═════ Provided records
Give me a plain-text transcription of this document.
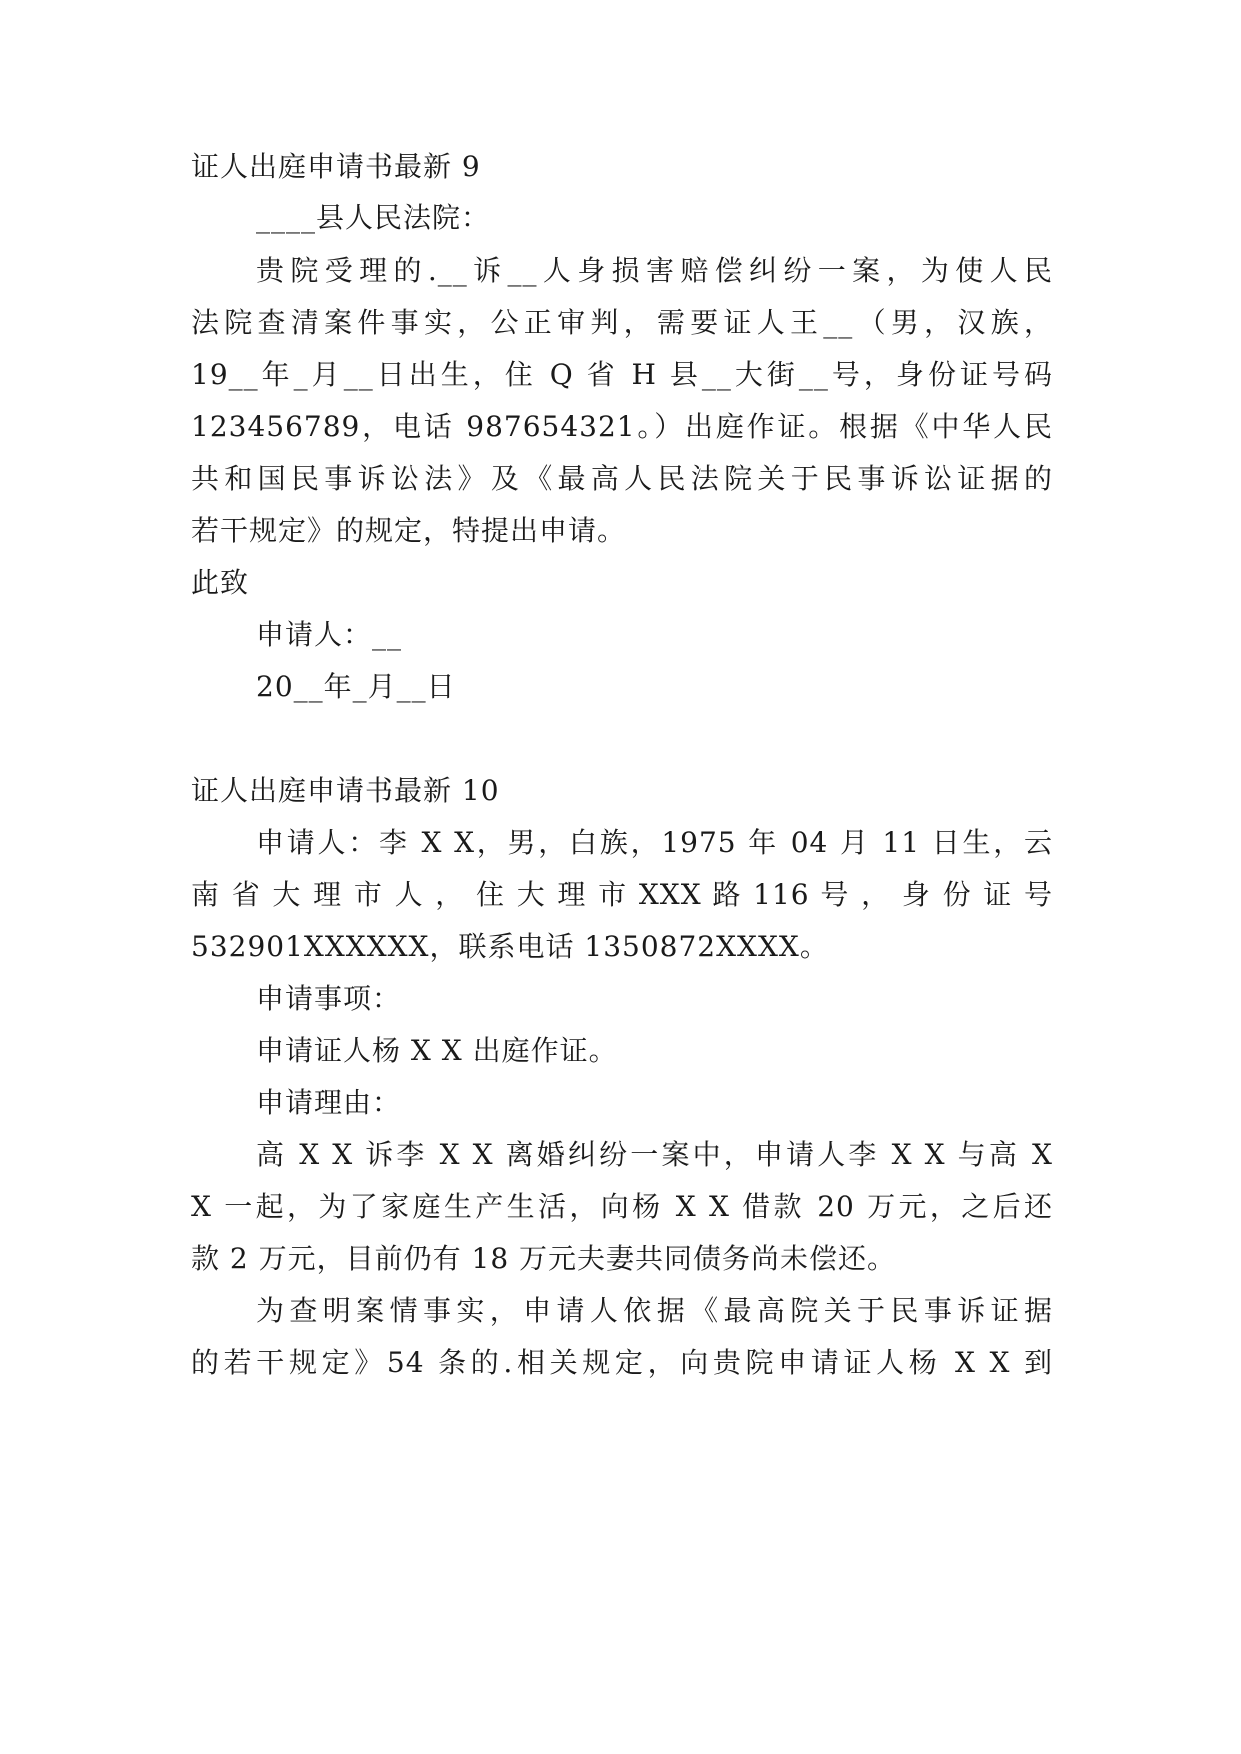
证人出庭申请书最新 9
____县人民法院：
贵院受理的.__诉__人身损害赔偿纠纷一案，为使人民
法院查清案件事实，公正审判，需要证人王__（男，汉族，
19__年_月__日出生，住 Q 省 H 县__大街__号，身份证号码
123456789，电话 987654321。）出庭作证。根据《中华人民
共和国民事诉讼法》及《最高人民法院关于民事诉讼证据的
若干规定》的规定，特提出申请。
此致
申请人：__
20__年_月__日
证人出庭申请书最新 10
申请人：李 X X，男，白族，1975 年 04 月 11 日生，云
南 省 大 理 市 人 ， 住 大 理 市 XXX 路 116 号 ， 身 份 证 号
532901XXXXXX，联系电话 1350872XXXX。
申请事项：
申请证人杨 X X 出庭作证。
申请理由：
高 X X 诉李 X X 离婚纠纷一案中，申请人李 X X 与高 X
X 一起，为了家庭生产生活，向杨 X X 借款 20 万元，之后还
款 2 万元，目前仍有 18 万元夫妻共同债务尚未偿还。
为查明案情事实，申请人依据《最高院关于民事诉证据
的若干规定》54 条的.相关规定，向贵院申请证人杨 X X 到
══════════
═════ Provided records
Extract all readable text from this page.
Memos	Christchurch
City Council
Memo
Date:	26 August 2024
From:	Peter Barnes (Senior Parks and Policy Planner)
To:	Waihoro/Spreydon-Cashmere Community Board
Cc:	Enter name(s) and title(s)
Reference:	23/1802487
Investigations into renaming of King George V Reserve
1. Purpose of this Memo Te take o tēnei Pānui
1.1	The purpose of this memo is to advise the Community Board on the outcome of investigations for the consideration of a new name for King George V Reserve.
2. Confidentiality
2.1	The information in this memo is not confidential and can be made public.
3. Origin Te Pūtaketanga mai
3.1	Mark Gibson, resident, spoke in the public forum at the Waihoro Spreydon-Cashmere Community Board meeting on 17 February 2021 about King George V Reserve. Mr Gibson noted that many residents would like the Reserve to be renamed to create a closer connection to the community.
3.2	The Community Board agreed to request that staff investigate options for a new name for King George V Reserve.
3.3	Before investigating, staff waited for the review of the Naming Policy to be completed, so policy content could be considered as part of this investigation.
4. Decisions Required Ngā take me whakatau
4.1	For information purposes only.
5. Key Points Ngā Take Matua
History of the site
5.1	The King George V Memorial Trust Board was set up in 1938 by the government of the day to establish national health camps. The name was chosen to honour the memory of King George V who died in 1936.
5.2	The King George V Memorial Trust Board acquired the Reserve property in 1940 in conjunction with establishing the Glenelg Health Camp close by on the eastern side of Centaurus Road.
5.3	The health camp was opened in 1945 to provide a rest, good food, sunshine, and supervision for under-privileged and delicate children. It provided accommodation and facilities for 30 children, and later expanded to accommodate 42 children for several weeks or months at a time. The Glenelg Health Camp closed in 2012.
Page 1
══════════
◆ **Short task**
Scan the listing above. Gather each line that contains the word "Cashmere".

◆ **Reply**
To:	Waihoro/Spreydon-Cashmere Community Board
3.1	Mark Gibson, resident, spoke in the public forum at the Waihoro Spreydon-Cashmere Community Board meeting on 17 February 2021 about King George V Reserve. Mr Gibson noted that many residents would like the Reserve to be renamed to create a closer connection to the community.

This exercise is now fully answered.